=== Records to process ===
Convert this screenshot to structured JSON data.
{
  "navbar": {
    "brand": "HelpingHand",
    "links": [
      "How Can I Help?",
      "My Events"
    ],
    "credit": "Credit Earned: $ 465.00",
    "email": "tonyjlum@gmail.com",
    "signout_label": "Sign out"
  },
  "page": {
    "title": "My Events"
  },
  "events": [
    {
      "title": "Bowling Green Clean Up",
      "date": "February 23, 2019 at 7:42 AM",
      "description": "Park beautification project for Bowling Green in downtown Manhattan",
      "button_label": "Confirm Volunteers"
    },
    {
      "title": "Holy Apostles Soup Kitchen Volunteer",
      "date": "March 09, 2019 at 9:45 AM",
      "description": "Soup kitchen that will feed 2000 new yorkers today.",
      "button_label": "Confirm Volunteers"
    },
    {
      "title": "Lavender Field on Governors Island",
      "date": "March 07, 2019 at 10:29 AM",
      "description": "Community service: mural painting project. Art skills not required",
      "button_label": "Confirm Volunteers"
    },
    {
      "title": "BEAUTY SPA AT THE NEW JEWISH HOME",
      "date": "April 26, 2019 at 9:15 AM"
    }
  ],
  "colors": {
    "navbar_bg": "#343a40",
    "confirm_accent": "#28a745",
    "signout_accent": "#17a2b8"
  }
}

=== Exercise task ===
Among the lines of the material, find those that hold the word "description" and copy them.

=== Problem solution ===
      "description": "Park beautification project for Bowling Green in downtown Manhattan",
      "description": "Soup kitchen that will feed 2000 new yorkers today.",
      "description": "Community service: mural painting project. Art skills not required",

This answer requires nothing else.